Print the entries verbatim, leaving out the images they contain.

+++ INFORMATION SHOWN

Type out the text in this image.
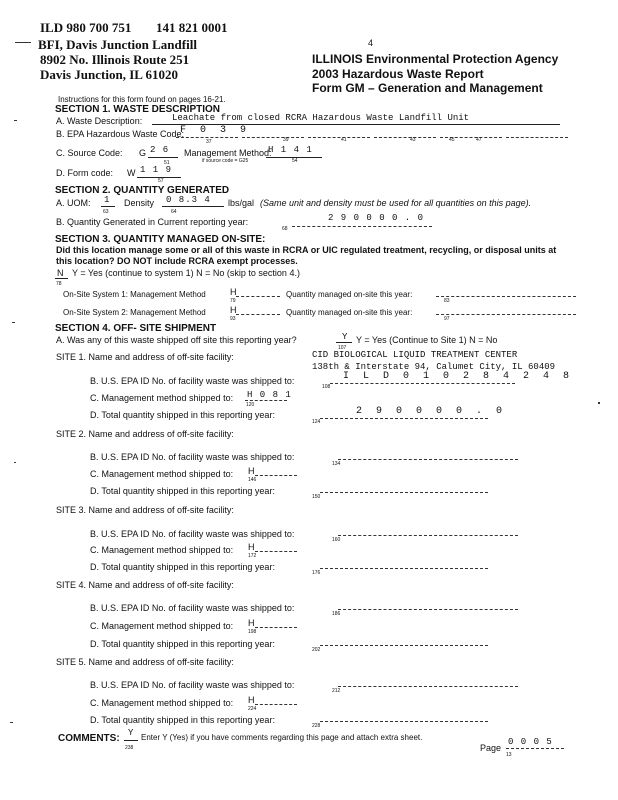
ILD 980 700 751 141 821 0001
BFI, Davis Junction Landfill
8902 No. Illinois Route 251
Davis Junction, IL 61020
4
ILLINOIS Environmental Protection Agency
2003 Hazardous Waste Report
Form GM – Generation and Management
Instructions for this form found on pages 16-21.
SECTION 1. WASTE DESCRIPTION
A. Waste Description:	Leachate from closed RCRA Hazardous Waste Landfill Unit
B. EPA Hazardous Waste Code:
F 0 3 9
37	39	41	43	45	47
C. Source Code: G 2 6
51	if source code = G25
Management Method:
H 1 4 1
54
D. Form code: W 1 1 9
57
SECTION 2. QUANTITY GENERATED
A. UOM: 1
63
Density 0 8.3 4
64
lbs/gal (Same unit and density must be used for all quantities on this page).
B. Quantity Generated in Current reporting year:	2 9 0 0 0 0 . 0
68
SECTION 3. QUANTITY MANAGED ON-SITE:
Did this location manage some or all of this waste in RCRA or UIC regulated treatment, recycling, or disposal units at
this location? DO NOT include RCRA exempt processes.
N
78
Y = Yes (continue to system 1) N = No (skip to section 4.)
On-Site System 1: Management Method	H
79
Quantity managed on-site this year:
83
On-Site System 2: Management Method	H
93
Quantity managed on-site this year:
97
SECTION 4. OFF- SITE SHIPMENT
A. Was any of this waste shipped off site this reporting year?	Y
107
Y = Yes (Continue to Site 1) N = No
SITE 1. Name and address of off-site facility:	CID BIOLOGICAL LIQUID TREATMENT CENTER
138th & Interstate 94, Calumet City, IL 60409
B. U.S. EPA ID No. of facility waste was shipped to:	I L D 0 1 0 2 8 4 2 4 8
108
C. Management method shipped to: H 0 8 1
120
D. Total quantity shipped in this reporting year:	2 9 0 0 0 0 . 0
124
SITE 2. Name and address of off-site facility:
B. U.S. EPA ID No. of facility waste was shipped to:
134
C. Management method shipped to: H
146
D. Total quantity shipped in this reporting year:
150
SITE 3. Name and address of off-site facility:
B. U.S. EPA ID No. of facility waste was shipped to:
160
C. Management method shipped to: H
172
D. Total quantity shipped in this reporting year:
176
SITE 4. Name and address of off-site facility:
B. U.S. EPA ID No. of facility waste was shipped to:
186
C. Management method shipped to: H
198
D. Total quantity shipped in this reporting year:
202
SITE 5. Name and address of off-site facility:
B. U.S. EPA ID No. of facility waste was shipped to:
212
C. Management method shipped to: H
224
D. Total quantity shipped in this reporting year:
228
COMMENTS: Y
238
Enter Y (Yes) if you have comments regarding this page and attach extra sheet.
Page
0 0 0 5
13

++++++

#### ANSWER:
Type out the text in this image.
ILD 980 700 751 141 821 0001
BFI, Davis Junction Landfill
8902 No. Illinois Route 251
Davis Junction, IL 61020
4
ILLINOIS Environmental Protection Agency
2003 Hazardous Waste Report
Form GM – Generation and Management
Instructions for this form found on pages 16-21.
SECTION 1. WASTE DESCRIPTION
A. Waste Description:	Leachate from closed RCRA Hazardous Waste Landfill Unit
B. EPA Hazardous Waste Code:
F 0 3 9
37	39	41	43	45	47
C. Source Code: G 2 6
51	if source code = G25
Management Method:
H 1 4 1
54
D. Form code: W 1 1 9
57
SECTION 2. QUANTITY GENERATED
A. UOM: 1
63
Density 0 8.3 4
64
lbs/gal (Same unit and density must be used for all quantities on this page).
B. Quantity Generated in Current reporting year:	2 9 0 0 0 0 . 0
68
SECTION 3. QUANTITY MANAGED ON-SITE:
Did this location manage some or all of this waste in RCRA or UIC regulated treatment, recycling, or disposal units at
this location? DO NOT include RCRA exempt processes.
N
78
Y = Yes (continue to system 1) N = No (skip to section 4.)
On-Site System 1: Management Method	H
79
Quantity managed on-site this year:
83
On-Site System 2: Management Method	H
93
Quantity managed on-site this year:
97
SECTION 4. OFF- SITE SHIPMENT
A. Was any of this waste shipped off site this reporting year?	Y
107
Y = Yes (Continue to Site 1) N = No
SITE 1. Name and address of off-site facility:	CID BIOLOGICAL LIQUID TREATMENT CENTER
138th & Interstate 94, Calumet City, IL 60409
B. U.S. EPA ID No. of facility waste was shipped to:	I L D 0 1 0 2 8 4 2 4 8
108
C. Management method shipped to: H 0 8 1
120
D. Total quantity shipped in this reporting year:	2 9 0 0 0 0 . 0
124
SITE 2. Name and address of off-site facility:
B. U.S. EPA ID No. of facility waste was shipped to:
134
C. Management method shipped to: H
146
D. Total quantity shipped in this reporting year:
150
SITE 3. Name and address of off-site facility:
B. U.S. EPA ID No. of facility waste was shipped to:
160
C. Management method shipped to: H
172
D. Total quantity shipped in this reporting year:
176
SITE 4. Name and address of off-site facility:
B. U.S. EPA ID No. of facility waste was shipped to:
186
C. Management method shipped to: H
198
D. Total quantity shipped in this reporting year:
202
SITE 5. Name and address of off-site facility:
B. U.S. EPA ID No. of facility waste was shipped to:
212
C. Management method shipped to: H
224
D. Total quantity shipped in this reporting year:
228
COMMENTS: Y
238
Enter Y (Yes) if you have comments regarding this page and attach extra sheet.
Page
0 0 0 5
13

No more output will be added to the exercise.